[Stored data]
========

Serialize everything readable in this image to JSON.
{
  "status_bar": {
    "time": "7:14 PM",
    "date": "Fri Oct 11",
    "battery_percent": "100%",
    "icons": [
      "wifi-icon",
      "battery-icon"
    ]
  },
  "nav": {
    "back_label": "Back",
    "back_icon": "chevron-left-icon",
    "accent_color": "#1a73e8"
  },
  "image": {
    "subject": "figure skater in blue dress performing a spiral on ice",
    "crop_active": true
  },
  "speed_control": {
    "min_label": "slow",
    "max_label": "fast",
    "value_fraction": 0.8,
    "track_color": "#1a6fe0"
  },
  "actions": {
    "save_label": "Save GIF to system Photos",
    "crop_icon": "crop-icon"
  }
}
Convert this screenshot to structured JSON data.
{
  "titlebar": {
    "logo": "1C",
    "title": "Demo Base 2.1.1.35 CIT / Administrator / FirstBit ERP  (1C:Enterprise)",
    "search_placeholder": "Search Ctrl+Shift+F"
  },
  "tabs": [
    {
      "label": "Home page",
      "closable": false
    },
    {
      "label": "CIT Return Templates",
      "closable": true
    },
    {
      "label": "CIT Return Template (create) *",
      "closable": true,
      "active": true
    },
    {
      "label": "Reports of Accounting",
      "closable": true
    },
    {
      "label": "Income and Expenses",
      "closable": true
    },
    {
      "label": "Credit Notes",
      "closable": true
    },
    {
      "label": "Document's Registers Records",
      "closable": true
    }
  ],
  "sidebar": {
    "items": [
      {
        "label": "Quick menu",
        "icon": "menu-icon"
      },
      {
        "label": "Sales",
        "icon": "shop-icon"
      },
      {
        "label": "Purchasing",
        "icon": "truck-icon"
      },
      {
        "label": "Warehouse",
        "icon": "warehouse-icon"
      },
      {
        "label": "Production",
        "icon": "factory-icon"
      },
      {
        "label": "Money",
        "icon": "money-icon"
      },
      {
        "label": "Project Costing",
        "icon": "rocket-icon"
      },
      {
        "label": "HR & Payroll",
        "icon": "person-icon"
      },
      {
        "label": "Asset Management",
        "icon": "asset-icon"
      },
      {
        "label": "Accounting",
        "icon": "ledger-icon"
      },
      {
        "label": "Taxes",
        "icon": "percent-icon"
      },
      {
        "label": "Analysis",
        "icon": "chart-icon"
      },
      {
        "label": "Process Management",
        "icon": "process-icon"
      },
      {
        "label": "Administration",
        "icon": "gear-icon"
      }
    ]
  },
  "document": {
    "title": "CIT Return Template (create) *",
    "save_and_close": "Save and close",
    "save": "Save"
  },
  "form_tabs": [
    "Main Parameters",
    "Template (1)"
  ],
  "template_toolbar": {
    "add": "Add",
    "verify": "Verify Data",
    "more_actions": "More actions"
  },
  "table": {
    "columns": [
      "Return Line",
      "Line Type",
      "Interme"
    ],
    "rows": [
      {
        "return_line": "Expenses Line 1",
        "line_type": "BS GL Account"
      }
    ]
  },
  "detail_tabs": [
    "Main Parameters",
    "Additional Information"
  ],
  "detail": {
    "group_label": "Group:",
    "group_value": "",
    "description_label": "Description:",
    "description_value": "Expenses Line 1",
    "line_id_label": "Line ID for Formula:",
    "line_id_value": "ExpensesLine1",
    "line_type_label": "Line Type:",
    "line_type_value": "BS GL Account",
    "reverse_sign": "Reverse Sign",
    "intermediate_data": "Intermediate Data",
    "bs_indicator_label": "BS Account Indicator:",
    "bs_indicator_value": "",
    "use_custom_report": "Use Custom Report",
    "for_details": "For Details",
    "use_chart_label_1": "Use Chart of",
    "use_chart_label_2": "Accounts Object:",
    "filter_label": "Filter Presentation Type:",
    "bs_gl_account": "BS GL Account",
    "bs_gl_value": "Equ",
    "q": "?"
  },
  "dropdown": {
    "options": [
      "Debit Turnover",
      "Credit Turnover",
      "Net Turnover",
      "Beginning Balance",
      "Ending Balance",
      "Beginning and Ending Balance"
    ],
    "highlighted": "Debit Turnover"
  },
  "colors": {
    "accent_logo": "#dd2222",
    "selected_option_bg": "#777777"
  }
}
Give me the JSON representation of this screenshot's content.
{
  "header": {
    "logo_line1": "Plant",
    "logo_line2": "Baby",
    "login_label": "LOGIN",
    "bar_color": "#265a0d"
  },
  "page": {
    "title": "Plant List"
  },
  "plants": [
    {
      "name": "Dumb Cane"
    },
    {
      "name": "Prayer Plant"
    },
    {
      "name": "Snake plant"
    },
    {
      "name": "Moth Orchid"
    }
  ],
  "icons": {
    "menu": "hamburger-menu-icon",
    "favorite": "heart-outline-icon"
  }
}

========

Task brief: Extract every line that has the string "Turnover" in it.

Output of the exercise:
      "Debit Turnover",
      "Credit Turnover",
      "Net Turnover",
    "highlighted": "Debit Turnover"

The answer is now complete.